* **SET TASK**: Write out every entry exactly as it stands.

* **SOURCE RECORDS**:
- - -
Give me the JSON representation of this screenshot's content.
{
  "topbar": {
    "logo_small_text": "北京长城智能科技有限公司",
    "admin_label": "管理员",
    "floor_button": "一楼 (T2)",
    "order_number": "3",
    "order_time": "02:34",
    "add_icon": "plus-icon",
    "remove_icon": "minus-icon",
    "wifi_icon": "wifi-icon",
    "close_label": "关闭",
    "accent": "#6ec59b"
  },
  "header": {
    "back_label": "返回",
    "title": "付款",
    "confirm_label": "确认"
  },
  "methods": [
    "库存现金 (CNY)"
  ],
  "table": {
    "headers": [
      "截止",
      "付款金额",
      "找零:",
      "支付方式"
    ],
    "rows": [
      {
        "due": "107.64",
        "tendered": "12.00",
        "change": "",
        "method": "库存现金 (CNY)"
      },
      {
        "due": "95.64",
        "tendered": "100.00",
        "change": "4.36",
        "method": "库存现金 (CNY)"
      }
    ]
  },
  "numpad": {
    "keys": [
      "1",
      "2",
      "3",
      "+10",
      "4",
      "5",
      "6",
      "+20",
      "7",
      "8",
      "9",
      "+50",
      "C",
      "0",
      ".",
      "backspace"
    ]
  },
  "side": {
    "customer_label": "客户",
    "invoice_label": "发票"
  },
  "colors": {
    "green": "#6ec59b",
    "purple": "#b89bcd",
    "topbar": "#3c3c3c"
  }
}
- - -
* **SOLUTION TO THE EXERCISE**:
Give me the JSON representation of this screenshot's content.
{
  "topbar": {
    "logo_small_text": "北京长城智能科技有限公司",
    "admin_label": "管理员",
    "floor_button": "一楼 (T2)",
    "order_number": "3",
    "order_time": "02:34",
    "add_icon": "plus-icon",
    "remove_icon": "minus-icon",
    "wifi_icon": "wifi-icon",
    "close_label": "关闭",
    "accent": "#6ec59b"
  },
  "header": {
    "back_label": "返回",
    "title": "付款",
    "confirm_label": "确认"
  },
  "methods": [
    "库存现金 (CNY)"
  ],
  "table": {
    "headers": [
      "截止",
      "付款金额",
      "找零:",
      "支付方式"
    ],
    "rows": [
      {
        "due": "107.64",
        "tendered": "12.00",
        "change": "",
        "method": "库存现金 (CNY)"
      },
      {
        "due": "95.64",
        "tendered": "100.00",
        "change": "4.36",
        "method": "库存现金 (CNY)"
      }
    ]
  },
  "numpad": {
    "keys": [
      "1",
      "2",
      "3",
      "+10",
      "4",
      "5",
      "6",
      "+20",
      "7",
      "8",
      "9",
      "+50",
      "C",
      "0",
      ".",
      "backspace"
    ]
  },
  "side": {
    "customer_label": "客户",
    "invoice_label": "发票"
  },
  "colors": {
    "green": "#6ec59b",
    "purple": "#b89bcd",
    "topbar": "#3c3c3c"
  }
}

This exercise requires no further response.